▶ _Текст для анализа_
────────────────

Выбрать главу

Марта записывалась на музыкальные конкурсы и выигрывала их. Стала местной знаменитостью; поначалу пела в кафе.

С тех пор, как отец стал главврачом, они жили в больнице. В пятьдесят лет он ушел к другой женщине. Кубишам предложили квартиру вдовы подполковника по фамилии Машина. Его расстреляли гитлеровцы, двое сыновей незадолго до смерти Сталина бежали за границу и поступили на службу в американскую армию. Вдову было решено наказать — выселить с занимаемой жилплощади. Мать Марты заявила в парткоме, что не въедет в квартиру пани Машиновой. Сама нашла свободную квартиру напротив вдовы, на том же этаже, и подружилась с полковницей.

— Да, у мамы сильный характер, — соглашается Марта. — Но это чистая случайность, что именно я спела «Молитву». Если сегодня мне говорят, что я какой-то там символ, я немедленно сбегаю. Ведь «Молитву» могла записать любая певица. И сейчас я не интересуюсь политикой. У меня есть только мои переживания. Я умела отличать черное от белого и всегда этим руководствовалась.

Марта:

— Ян хотел уехать. Исключительно в Америку. Здесь во всем разочаровался. «Ты хорошо поешь джаз», — говорил он.

А я не хотела петь в американском баре. Я верила, что скоро вернусь на родную сцену, — ведь русские года через два уйдут.

Ждать пришлось в десять раз дольше.

Я осталась. Гавел остался, очень многие остались.

Потребовала развод.

Бракоразводный процесс затянулся; создалось впечатление, что я не имею права на существование.

Я даже трамвая ждать боялась. Мне казалось, что из него выйдет водитель и скажет: «Пани Кубишова, вы не имеете права садиться в трамвай. Вам сюда нельзя!».

Однажды я сидела одна дома и подумала: «Включу газ».

Ведь я не могу родить ребенка.

Не могу петь.

Даже развестись нормально не в состоянии!

Я — сплошное недоразумение.

И тут подействовала сила. Она исходит от животных. Я посмотрела на своих собак «Боже, — подумала я. — А как же они?» — и очнулась.

Когда Грабал ездил в трамвае номер семнадцать по Праге, он тоже черпал силу у животных. Я читала, что у лебедей, — семнадцатый трамвай идет вдоль Влтавы.

────────────────

▶ _Данные для анализа_
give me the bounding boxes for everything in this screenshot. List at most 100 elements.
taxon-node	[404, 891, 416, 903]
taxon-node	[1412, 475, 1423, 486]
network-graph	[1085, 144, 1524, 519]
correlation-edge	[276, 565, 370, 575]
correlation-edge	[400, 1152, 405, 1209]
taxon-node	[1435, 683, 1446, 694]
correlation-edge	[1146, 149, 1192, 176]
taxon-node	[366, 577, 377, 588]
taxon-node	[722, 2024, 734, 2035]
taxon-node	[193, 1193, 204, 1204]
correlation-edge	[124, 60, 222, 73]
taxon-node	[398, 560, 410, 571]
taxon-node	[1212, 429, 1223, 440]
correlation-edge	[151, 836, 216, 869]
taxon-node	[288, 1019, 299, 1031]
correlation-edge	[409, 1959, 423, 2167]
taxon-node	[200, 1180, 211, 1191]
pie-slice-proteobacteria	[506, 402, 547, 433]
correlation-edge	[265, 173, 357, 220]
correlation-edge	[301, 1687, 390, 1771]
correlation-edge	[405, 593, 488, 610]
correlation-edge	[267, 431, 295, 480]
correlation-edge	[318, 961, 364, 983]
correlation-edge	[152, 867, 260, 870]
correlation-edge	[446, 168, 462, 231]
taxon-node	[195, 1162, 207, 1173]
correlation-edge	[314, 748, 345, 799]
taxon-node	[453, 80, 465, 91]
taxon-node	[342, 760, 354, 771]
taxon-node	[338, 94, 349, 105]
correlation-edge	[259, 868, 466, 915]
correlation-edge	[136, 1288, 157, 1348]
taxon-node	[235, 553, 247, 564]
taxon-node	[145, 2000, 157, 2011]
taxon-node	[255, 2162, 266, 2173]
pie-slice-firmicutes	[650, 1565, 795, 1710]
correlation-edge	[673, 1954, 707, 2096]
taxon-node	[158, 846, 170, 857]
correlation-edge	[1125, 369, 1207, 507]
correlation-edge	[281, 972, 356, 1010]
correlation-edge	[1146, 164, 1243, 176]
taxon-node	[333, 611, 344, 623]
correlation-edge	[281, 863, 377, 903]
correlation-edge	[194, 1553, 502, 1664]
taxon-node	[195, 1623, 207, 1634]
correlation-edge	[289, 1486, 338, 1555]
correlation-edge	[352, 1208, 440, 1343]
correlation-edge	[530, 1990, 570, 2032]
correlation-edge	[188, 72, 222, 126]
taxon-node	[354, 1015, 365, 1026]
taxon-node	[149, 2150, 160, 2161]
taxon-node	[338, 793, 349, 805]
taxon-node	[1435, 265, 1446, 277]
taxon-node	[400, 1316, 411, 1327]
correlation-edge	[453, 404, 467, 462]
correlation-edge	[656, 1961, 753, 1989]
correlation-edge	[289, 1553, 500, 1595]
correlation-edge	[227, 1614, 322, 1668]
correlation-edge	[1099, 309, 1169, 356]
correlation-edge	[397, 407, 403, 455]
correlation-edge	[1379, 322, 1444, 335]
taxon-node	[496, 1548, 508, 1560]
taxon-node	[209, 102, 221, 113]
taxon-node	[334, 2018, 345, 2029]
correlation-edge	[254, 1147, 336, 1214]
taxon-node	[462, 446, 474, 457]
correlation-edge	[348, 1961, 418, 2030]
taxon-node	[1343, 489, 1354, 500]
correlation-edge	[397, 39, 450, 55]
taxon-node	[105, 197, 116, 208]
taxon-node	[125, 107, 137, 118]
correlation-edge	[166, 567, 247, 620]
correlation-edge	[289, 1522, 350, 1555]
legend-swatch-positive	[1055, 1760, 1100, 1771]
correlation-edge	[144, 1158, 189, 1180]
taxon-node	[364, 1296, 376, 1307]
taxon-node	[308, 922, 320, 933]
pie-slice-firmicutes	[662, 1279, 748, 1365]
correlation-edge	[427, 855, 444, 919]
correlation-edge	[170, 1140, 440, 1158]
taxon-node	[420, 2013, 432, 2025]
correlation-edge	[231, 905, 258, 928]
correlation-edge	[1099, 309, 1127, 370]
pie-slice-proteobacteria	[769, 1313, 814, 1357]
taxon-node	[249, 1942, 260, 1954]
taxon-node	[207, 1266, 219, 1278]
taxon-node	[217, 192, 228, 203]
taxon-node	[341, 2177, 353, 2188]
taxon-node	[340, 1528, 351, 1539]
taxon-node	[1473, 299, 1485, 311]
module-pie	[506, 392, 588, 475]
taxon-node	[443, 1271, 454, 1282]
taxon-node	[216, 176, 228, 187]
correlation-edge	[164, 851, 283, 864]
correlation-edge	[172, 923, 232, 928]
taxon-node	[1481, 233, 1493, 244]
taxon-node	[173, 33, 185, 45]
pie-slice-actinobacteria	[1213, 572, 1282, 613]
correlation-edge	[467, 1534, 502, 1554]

────────────────

▶ _Условие задачи_
Перескажите текст о певице Марте Кубишовой в трех предложениях. Данные никак не связаны с текстом.

▶ _Ответ к задаче_
Марта выигрывала музыкальные конкурсы и стала местной знаменитостью, а ее мать отказалась въезжать в квартиру вдовы Машиновой, которую решили выселить, и подружилась с ней. Марта считает чистой случайностью то, что «Молитву» спела именно она, и не хочет быть символом. Ян хотел уехать в Америку, но Марта осталась и потребовала развод, а в тяжелый момент подумала включить газ, однако ее удержала мысль о своих собаках.